**Instruction**
Transcribe all of the material below word for word and leave out its pictures.

**Provided information**
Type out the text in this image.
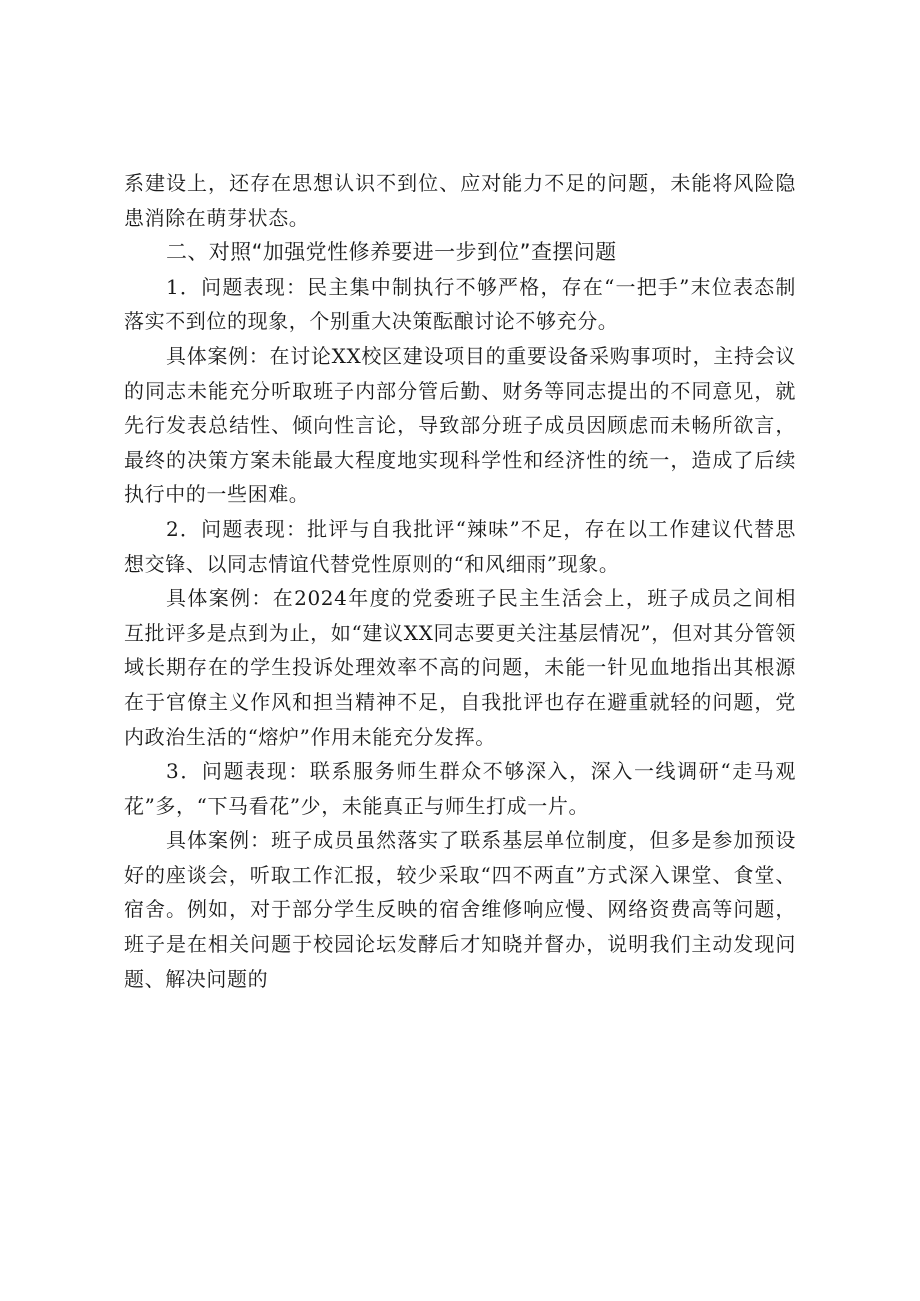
系建设上，还存在思想认识不到位、应对能力不足的问题，未能将风险隐患消除在萌芽状态。

二、对照“加强党性修养要进一步到位”查摆问题

1．问题表现：民主集中制执行不够严格，存在“一把手”末位表态制落实不到位的现象，个别重大决策酝酿讨论不够充分。

具体案例：在讨论XX校区建设项目的重要设备采购事项时，主持会议的同志未能充分听取班子内部分管后勤、财务等同志提出的不同意见，就先行发表总结性、倾向性言论，导致部分班子成员因顾虑而未畅所欲言，最终的决策方案未能最大程度地实现科学性和经济性的统一，造成了后续执行中的一些困难。

2．问题表现：批评与自我批评“辣味”不足，存在以工作建议代替思想交锋、以同志情谊代替党性原则的“和风细雨”现象。

具体案例：在2024年度的党委班子民主生活会上，班子成员之间相互批评多是点到为止，如“建议XX同志要更关注基层情况”，但对其分管领域长期存在的学生投诉处理效率不高的问题，未能一针见血地指出其根源在于官僚主义作风和担当精神不足，自我批评也存在避重就轻的问题，党内政治生活的“熔炉”作用未能充分发挥。

3．问题表现：联系服务师生群众不够深入，深入一线调研“走马观花”多，“下马看花”少，未能真正与师生打成一片。

具体案例：班子成员虽然落实了联系基层单位制度，但多是参加预设好的座谈会，听取工作汇报，较少采取“四不两直”方式深入课堂、食堂、宿舍。例如，对于部分学生反映的宿舍维修响应慢、网络资费高等问题，班子是在相关问题于校园论坛发酵后才知晓并督办，说明我们主动发现问题、解决问题的
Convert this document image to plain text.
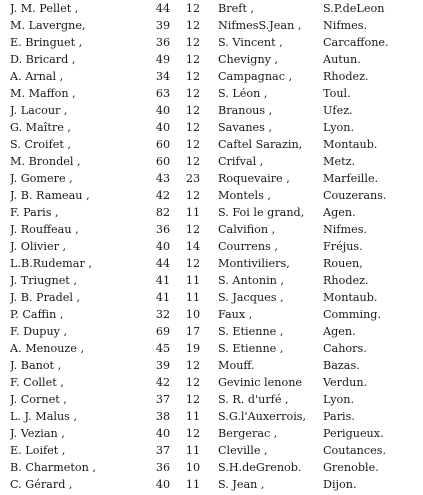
J. M. Pellet ,	44	12 Breft ,	S.P.deLeon
M. Lavergne,	39	12 NifmesS.Jean ,	Nifmes.
E. Bringuet ,	36	12 S. Vincent ,	Carcaffone.
D. Bricard ,	49	12 Chevigny ,	Autun.
A. Arnal ,	34	12 Campagnac ,	Rhodez.
M. Maffon ,	63	12 S. Léon ,	Toul.
J. Lacour ,	40	12 Branous ,	Ufez.
G. Maître ,	40	12 Savanes ,	Lyon.
S. Croifet ,	60	12 Caftel Sarazin,	Montaub.
M. Brondel ,	60	12 Crifval ,	Metz.
J. Gomere ,	43	23 Roquevaire ,	Marfeille.
J. B. Rameau ,	42	12 Montels ,	Couzerans.
F. Paris ,	82	11 S. Foi le grand,	Agen.
J. Rouffeau ,	36	12 Calvifion ,	Nifmes.
J. Olivier ,	40	14 Courrens ,	Fréjus.
L.B.Rudemar ,	44	12 Montiviliers,	Rouen,
J. Triugnet ,	41	11 S. Antonin ,	Rhodez.
J. B. Pradel ,	41	11 S. Jacques ,	Montaub.
P. Caffin ,	32	10 Faux ,	Comming.
F. Dupuy ,	69	17 S. Etienne ,	Agen.
A. Menouze ,	45	19 S. Etienne ,	Cahors.
J. Banot ,	39	12 Mouff.	Bazas.
F. Collet ,	42	12 Gevinic lenone	Verdun.
J. Cornet ,	37	12 S. R. d'urfé ,	Lyon.
L. J. Malus ,	38	11 S.G.l'Auxerrois,	Paris.
J. Vezian ,	40	12 Bergerac ,	Perigueux.
E. Loifet ,	37	11 Cleville ,	Coutances.
B. Charmeton ,	36	10 S.H.deGrenob.	Grenoble.
C. Gérard ,	40	11 S. Jean ,	Dijon.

**Task response**
Type out the text in this image.
系建设上，还存在思想认识不到位、应对能力不足的问题，未能将风险隐患消除在萌芽状态。

二、对照“加强党性修养要进一步到位”查摆问题

1．问题表现：民主集中制执行不够严格，存在“一把手”末位表态制落实不到位的现象，个别重大决策酝酿讨论不够充分。

具体案例：在讨论XX校区建设项目的重要设备采购事项时，主持会议的同志未能充分听取班子内部分管后勤、财务等同志提出的不同意见，就先行发表总结性、倾向性言论，导致部分班子成员因顾虑而未畅所欲言，最终的决策方案未能最大程度地实现科学性和经济性的统一，造成了后续执行中的一些困难。

2．问题表现：批评与自我批评“辣味”不足，存在以工作建议代替思想交锋、以同志情谊代替党性原则的“和风细雨”现象。

具体案例：在2024年度的党委班子民主生活会上，班子成员之间相互批评多是点到为止，如“建议XX同志要更关注基层情况”，但对其分管领域长期存在的学生投诉处理效率不高的问题，未能一针见血地指出其根源在于官僚主义作风和担当精神不足，自我批评也存在避重就轻的问题，党内政治生活的“熔炉”作用未能充分发挥。

3．问题表现：联系服务师生群众不够深入，深入一线调研“走马观花”多，“下马看花”少，未能真正与师生打成一片。

具体案例：班子成员虽然落实了联系基层单位制度，但多是参加预设好的座谈会，听取工作汇报，较少采取“四不两直”方式深入课堂、食堂、宿舍。例如，对于部分学生反映的宿舍维修响应慢、网络资费高等问题，班子是在相关问题于校园论坛发酵后才知晓并督办，说明我们主动发现问题、解决问题的
Convert this document image to plain text.
J. M. Pellet ,	44	12 Breft ,	S.P.deLeon
M. Lavergne,	39	12 NifmesS.Jean ,	Nifmes.
E. Bringuet ,	36	12 S. Vincent ,	Carcaffone.
D. Bricard ,	49	12 Chevigny ,	Autun.
A. Arnal ,	34	12 Campagnac ,	Rhodez.
M. Maffon ,	63	12 S. Léon ,	Toul.
J. Lacour ,	40	12 Branous ,	Ufez.
G. Maître ,	40	12 Savanes ,	Lyon.
S. Croifet ,	60	12 Caftel Sarazin,	Montaub.
M. Brondel ,	60	12 Crifval ,	Metz.
J. Gomere ,	43	23 Roquevaire ,	Marfeille.
J. B. Rameau ,	42	12 Montels ,	Couzerans.
F. Paris ,	82	11 S. Foi le grand,	Agen.
J. Rouffeau ,	36	12 Calvifion ,	Nifmes.
J. Olivier ,	40	14 Courrens ,	Fréjus.
L.B.Rudemar ,	44	12 Montiviliers,	Rouen,
J. Triugnet ,	41	11 S. Antonin ,	Rhodez.
J. B. Pradel ,	41	11 S. Jacques ,	Montaub.
P. Caffin ,	32	10 Faux ,	Comming.
F. Dupuy ,	69	17 S. Etienne ,	Agen.
A. Menouze ,	45	19 S. Etienne ,	Cahors.
J. Banot ,	39	12 Mouff.	Bazas.
F. Collet ,	42	12 Gevinic lenone	Verdun.
J. Cornet ,	37	12 S. R. d'urfé ,	Lyon.
L. J. Malus ,	38	11 S.G.l'Auxerrois,	Paris.
J. Vezian ,	40	12 Bergerac ,	Perigueux.
E. Loifet ,	37	11 Cleville ,	Coutances.
B. Charmeton ,	36	10 S.H.deGrenob.	Grenoble.
C. Gérard ,	40	11 S. Jean ,	Dijon.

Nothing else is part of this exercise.